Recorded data
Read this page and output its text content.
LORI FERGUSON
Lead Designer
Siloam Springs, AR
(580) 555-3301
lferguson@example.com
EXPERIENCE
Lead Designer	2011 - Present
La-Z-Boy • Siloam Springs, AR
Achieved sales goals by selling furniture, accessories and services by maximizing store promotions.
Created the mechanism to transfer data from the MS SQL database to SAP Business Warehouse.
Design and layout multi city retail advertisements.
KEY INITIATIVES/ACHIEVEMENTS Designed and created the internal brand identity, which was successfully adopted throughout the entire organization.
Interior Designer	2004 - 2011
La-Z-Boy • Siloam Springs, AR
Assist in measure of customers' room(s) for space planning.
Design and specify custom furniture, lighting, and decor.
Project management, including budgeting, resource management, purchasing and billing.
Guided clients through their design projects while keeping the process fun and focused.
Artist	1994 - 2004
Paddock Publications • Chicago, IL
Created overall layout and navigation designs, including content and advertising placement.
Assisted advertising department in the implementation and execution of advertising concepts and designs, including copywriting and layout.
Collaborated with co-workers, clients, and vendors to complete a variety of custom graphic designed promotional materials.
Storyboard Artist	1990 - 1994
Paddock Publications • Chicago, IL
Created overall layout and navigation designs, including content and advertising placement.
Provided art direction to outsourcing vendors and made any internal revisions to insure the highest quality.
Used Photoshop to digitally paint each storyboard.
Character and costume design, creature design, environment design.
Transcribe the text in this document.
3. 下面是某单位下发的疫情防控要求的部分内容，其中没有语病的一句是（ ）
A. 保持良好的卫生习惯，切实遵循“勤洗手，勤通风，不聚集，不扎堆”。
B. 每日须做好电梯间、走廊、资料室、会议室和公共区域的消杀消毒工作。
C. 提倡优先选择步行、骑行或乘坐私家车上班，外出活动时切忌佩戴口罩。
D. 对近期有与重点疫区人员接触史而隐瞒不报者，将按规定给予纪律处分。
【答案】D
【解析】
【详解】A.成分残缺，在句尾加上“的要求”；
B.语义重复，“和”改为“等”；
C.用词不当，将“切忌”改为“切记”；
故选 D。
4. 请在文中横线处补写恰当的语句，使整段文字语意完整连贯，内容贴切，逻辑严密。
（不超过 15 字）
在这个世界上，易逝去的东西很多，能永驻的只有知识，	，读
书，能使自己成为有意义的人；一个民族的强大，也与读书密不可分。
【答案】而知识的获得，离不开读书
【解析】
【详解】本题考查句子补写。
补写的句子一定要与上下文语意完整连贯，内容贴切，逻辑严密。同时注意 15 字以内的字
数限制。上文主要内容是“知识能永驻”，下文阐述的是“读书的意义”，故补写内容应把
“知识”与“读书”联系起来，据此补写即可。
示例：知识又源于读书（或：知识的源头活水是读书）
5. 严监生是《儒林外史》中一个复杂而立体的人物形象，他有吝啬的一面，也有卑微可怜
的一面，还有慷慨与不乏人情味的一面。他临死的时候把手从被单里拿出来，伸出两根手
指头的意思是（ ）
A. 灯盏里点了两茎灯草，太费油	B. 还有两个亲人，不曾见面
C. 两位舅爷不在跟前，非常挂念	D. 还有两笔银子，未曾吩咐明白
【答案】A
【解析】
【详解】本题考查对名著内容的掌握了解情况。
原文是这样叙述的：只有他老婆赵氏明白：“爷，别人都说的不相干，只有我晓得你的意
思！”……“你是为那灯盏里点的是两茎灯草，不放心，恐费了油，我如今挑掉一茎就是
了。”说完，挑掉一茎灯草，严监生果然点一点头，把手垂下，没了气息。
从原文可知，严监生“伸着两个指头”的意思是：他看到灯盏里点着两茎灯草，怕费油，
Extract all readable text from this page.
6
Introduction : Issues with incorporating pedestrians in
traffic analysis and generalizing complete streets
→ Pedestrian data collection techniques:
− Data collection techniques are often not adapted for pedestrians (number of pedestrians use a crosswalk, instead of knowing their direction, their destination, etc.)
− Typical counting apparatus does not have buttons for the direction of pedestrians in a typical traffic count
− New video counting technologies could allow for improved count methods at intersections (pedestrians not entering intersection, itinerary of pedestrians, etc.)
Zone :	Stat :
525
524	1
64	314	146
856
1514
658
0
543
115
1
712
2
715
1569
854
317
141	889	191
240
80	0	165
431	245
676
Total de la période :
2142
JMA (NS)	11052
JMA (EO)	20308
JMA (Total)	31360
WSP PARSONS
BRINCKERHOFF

TASK PROMPT - Pull every line containing the word "text" out of the entries above.

EXERCISE OUTPUT -
Read this page and output its text content.
Transcribe the text in this document.
Extract all readable text from this page.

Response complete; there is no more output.